_TASK GOAL_.
Extract all lines containing "Ctrl".

_RECORDED DATA_.

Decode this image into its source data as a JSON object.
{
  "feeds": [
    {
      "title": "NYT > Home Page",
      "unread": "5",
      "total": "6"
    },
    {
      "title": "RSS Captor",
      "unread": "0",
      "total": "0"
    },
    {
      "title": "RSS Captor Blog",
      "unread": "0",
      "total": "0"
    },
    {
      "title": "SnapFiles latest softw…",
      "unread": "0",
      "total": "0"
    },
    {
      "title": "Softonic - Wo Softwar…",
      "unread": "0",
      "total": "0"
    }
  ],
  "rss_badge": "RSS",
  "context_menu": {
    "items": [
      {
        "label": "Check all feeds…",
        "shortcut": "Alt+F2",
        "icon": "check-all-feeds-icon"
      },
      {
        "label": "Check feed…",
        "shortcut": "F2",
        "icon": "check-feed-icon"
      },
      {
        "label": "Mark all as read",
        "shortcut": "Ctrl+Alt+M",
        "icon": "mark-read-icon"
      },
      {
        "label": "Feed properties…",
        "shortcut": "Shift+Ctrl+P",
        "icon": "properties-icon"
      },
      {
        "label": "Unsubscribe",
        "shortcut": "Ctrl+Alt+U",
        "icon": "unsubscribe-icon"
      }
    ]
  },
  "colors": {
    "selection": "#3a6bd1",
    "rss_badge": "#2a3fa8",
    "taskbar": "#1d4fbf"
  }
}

* * *

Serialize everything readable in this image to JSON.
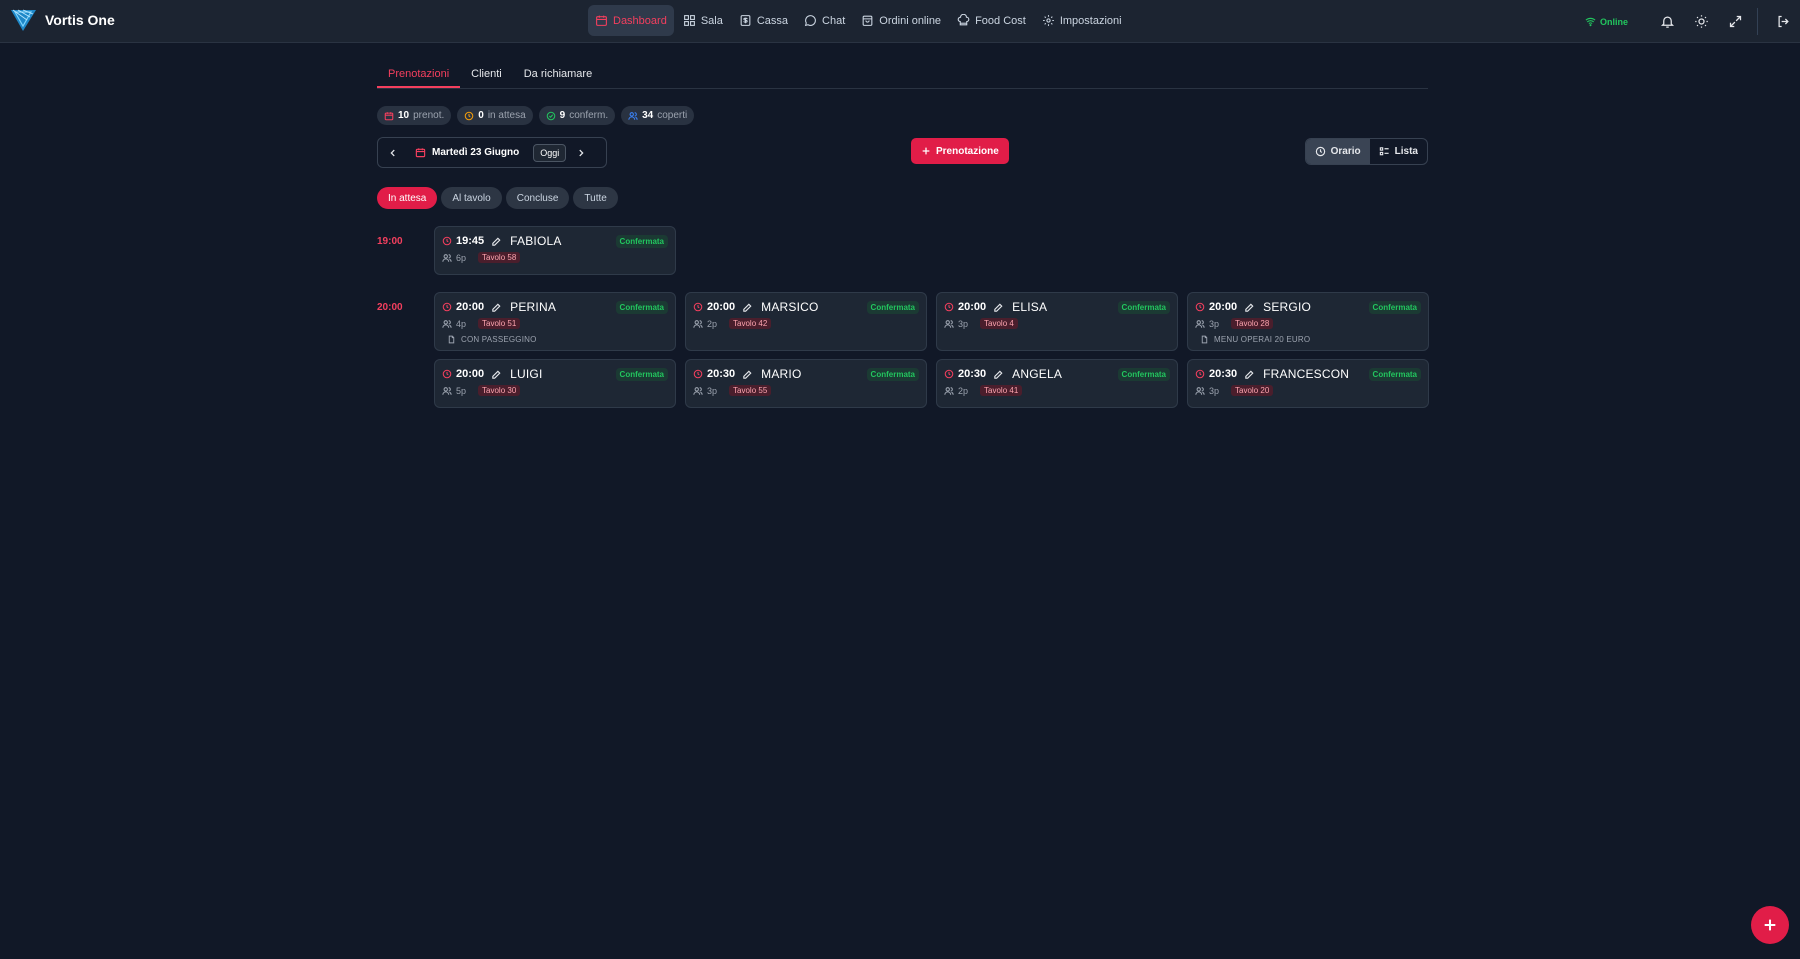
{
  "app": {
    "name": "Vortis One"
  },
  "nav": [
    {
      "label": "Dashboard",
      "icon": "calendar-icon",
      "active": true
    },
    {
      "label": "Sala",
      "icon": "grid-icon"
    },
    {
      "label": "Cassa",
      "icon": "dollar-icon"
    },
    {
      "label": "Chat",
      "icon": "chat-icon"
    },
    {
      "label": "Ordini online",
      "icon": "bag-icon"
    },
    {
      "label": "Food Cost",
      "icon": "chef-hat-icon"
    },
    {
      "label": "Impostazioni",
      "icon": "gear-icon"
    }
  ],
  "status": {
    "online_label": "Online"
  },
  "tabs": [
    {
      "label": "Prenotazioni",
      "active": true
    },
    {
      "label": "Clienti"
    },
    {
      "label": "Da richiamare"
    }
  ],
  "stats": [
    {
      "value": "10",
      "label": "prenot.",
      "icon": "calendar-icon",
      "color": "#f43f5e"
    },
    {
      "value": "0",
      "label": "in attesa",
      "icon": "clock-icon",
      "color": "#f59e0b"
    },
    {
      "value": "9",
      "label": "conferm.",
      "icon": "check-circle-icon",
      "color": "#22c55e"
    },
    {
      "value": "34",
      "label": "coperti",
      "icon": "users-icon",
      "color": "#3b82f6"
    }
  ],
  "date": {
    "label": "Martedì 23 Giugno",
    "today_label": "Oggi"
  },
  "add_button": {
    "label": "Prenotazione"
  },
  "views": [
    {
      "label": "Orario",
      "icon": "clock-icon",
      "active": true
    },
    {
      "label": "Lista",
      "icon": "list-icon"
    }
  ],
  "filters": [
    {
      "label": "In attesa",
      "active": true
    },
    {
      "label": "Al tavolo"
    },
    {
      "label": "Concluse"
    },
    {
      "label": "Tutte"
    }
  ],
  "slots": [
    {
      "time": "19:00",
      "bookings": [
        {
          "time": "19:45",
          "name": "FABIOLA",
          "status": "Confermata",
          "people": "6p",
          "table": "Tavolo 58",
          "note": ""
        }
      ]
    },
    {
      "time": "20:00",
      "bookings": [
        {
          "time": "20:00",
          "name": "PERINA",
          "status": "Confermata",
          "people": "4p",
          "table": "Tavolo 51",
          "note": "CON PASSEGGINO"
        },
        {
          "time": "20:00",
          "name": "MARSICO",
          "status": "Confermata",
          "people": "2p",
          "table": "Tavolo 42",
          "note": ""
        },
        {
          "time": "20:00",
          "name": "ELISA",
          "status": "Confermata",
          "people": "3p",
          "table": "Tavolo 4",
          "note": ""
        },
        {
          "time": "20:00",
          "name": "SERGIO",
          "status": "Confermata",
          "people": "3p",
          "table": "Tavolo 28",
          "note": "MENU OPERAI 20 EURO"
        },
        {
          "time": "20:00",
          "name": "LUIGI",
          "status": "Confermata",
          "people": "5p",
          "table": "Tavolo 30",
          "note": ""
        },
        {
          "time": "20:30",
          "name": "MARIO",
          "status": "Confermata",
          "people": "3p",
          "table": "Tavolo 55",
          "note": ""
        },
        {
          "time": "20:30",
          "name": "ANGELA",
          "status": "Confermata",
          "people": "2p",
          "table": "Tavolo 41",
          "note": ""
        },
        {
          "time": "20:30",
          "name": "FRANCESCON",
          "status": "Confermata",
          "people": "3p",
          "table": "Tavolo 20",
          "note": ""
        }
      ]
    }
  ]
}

--

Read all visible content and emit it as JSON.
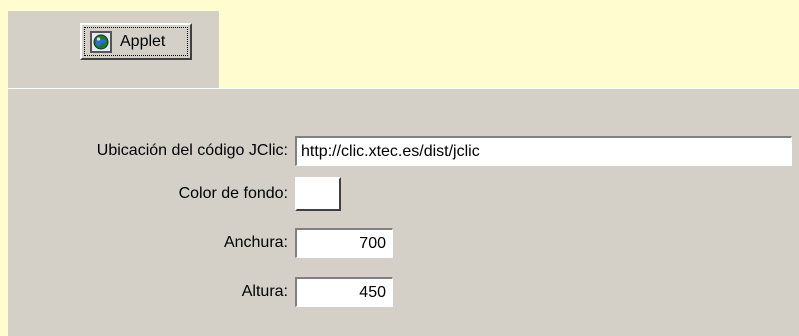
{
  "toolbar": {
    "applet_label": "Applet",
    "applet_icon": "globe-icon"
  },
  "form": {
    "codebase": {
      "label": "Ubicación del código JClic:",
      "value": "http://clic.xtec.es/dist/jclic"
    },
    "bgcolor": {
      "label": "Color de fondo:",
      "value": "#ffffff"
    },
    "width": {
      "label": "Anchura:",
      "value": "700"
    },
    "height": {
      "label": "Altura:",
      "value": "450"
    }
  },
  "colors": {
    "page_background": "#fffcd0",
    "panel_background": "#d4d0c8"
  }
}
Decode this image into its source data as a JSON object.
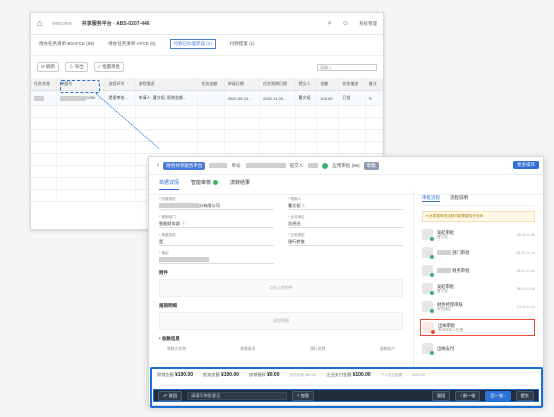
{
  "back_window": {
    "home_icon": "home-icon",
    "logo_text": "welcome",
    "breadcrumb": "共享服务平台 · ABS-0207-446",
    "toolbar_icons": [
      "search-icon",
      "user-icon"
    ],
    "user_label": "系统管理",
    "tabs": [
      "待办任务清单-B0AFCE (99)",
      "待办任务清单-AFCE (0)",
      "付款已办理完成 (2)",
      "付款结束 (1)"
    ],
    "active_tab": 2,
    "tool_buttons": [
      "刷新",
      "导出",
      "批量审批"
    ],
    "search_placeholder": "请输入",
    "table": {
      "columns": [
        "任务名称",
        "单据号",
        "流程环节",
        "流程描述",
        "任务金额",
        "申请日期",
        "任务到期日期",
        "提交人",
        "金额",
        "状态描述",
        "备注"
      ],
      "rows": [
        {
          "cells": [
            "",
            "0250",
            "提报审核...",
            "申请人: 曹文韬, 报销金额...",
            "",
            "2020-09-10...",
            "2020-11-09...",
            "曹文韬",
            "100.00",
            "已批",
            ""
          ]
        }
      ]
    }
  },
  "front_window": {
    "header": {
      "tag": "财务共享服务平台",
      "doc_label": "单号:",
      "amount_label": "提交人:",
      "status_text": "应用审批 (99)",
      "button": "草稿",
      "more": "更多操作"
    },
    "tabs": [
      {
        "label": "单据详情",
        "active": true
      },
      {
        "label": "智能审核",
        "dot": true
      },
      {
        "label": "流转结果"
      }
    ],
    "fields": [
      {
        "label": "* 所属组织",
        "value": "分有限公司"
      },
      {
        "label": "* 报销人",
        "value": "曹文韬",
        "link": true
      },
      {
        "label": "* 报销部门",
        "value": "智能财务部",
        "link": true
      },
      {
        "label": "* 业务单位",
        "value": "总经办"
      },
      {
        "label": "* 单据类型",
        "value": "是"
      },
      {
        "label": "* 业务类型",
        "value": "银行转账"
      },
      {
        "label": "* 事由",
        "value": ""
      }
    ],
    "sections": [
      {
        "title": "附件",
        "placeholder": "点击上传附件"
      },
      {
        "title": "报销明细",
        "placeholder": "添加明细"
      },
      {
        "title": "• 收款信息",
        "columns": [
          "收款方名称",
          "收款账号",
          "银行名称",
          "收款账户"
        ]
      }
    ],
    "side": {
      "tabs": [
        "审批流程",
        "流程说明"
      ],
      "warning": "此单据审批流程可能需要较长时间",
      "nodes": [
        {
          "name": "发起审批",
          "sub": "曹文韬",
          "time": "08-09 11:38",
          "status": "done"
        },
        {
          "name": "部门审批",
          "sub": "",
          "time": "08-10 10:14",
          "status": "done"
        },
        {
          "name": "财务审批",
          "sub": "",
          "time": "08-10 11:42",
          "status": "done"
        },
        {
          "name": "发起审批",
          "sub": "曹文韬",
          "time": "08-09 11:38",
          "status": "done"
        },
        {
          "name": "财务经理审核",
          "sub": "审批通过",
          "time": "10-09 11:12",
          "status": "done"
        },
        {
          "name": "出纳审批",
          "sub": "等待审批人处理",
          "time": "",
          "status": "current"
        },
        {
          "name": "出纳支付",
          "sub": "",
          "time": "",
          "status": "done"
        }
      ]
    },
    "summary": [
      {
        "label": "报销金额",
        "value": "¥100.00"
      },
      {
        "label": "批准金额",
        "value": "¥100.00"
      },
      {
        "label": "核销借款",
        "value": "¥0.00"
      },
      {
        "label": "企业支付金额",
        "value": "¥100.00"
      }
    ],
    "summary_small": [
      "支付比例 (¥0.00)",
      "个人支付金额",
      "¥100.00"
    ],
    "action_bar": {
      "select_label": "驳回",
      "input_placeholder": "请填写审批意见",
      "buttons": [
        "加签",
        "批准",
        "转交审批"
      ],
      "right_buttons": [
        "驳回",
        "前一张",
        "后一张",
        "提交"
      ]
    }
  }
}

_ANSWER TO THE PROBLEM_.
        "shortcut": "Ctrl+Alt+M",
        "shortcut": "Shift+Ctrl+P",
        "shortcut": "Ctrl+Alt+U",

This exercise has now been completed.